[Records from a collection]
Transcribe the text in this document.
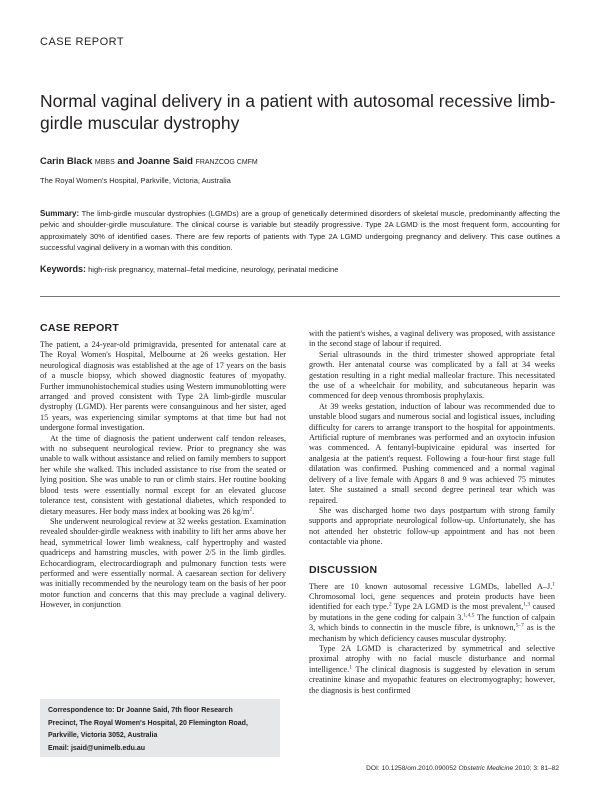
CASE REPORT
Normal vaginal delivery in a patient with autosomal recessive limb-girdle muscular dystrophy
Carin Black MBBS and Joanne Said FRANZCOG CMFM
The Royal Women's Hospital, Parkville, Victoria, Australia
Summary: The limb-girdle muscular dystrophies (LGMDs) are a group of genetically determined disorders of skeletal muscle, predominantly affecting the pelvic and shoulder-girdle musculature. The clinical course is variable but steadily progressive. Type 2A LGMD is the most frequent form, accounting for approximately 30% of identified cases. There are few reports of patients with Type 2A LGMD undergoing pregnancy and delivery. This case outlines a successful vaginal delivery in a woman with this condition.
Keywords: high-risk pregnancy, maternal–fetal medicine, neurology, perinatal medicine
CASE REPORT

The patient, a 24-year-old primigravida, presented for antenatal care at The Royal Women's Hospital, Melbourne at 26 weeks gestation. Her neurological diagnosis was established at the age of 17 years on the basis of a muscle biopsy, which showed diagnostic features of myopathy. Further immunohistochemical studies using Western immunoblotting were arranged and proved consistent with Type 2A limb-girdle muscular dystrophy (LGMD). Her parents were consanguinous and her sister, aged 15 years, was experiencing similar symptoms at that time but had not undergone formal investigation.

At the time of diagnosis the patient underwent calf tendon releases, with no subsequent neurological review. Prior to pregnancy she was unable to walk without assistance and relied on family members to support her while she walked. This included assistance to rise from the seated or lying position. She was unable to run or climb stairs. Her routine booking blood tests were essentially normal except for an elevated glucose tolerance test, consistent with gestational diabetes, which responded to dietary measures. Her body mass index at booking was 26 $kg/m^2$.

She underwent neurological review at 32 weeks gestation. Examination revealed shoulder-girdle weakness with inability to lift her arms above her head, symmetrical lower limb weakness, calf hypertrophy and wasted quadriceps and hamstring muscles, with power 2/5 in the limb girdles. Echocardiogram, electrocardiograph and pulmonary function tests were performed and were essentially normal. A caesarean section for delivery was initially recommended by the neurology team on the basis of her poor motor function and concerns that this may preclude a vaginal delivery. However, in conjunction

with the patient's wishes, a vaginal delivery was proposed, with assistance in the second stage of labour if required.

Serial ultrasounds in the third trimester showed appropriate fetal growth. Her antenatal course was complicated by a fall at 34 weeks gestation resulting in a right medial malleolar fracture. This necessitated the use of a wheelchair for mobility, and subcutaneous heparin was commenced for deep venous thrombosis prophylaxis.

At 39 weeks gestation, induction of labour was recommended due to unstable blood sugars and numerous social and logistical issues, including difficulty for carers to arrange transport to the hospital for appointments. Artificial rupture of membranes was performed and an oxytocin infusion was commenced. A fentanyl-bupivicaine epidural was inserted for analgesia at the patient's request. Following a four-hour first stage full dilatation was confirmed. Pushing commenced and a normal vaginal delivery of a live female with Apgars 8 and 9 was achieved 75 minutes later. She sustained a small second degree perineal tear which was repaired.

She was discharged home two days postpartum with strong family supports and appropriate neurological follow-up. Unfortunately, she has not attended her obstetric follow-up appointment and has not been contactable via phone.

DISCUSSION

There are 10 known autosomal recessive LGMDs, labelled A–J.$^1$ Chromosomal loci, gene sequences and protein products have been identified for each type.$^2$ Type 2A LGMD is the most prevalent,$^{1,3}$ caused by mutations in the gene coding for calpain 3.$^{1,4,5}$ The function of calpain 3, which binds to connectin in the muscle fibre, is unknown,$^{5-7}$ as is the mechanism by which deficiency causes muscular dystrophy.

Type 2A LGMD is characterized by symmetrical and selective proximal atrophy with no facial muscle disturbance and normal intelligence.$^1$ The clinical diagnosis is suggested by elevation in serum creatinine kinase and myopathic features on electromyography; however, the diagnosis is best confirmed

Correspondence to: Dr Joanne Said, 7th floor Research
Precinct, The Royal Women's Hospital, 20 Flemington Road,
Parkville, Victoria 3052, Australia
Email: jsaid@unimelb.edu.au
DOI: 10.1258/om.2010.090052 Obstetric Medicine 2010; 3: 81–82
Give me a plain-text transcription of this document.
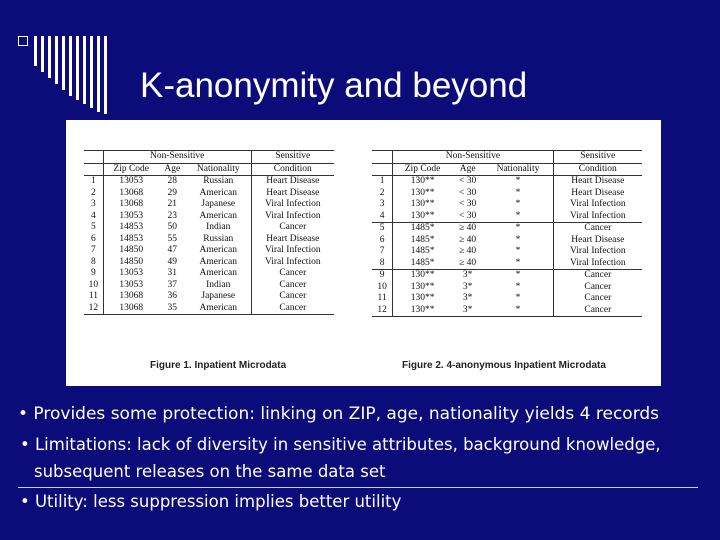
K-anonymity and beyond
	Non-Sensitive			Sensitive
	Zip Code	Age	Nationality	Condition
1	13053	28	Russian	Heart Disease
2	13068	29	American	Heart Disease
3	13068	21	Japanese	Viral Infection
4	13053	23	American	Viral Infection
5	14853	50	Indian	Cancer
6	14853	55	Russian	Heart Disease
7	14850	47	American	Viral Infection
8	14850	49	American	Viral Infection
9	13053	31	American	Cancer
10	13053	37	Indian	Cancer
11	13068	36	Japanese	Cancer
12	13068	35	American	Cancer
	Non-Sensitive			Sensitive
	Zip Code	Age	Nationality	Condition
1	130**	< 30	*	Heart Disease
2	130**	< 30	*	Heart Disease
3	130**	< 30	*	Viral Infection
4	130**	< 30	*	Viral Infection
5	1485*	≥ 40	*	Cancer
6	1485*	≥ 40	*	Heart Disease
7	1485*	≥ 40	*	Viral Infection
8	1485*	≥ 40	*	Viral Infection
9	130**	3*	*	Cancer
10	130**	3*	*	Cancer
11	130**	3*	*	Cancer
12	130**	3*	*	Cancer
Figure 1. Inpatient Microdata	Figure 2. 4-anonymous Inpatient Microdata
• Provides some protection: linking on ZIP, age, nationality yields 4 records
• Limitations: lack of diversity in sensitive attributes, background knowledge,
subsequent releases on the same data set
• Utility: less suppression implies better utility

**What is being asked**
Apply a filter for "review" to the data above, then copy each line that matches.

**Answer to this task**
At the time of diagnosis the patient underwent calf tendon releases, with no subsequent neurological review. Prior to pregnancy she was unable to walk without assistance and relied on family members to support her while she walked. This included assistance to rise from the seated or lying position. She was unable to run or climb stairs. Her routine booking blood tests were essentially normal except for an elevated glucose tolerance test, consistent with gestational diabetes, which responded to dietary measures. Her body mass index at booking was 26 $kg/m^2$.
She underwent neurological review at 32 weeks gestation. Examination revealed shoulder-girdle weakness with inability to lift her arms above her head, symmetrical lower limb weakness, calf hypertrophy and wasted quadriceps and hamstring muscles, with power 2/5 in the limb girdles. Echocardiogram, electrocardiograph and pulmonary function tests were performed and were essentially normal. A caesarean section for delivery was initially recommended by the neurology team on the basis of her poor motor function and concerns that this may preclude a vaginal delivery. However, in conjunction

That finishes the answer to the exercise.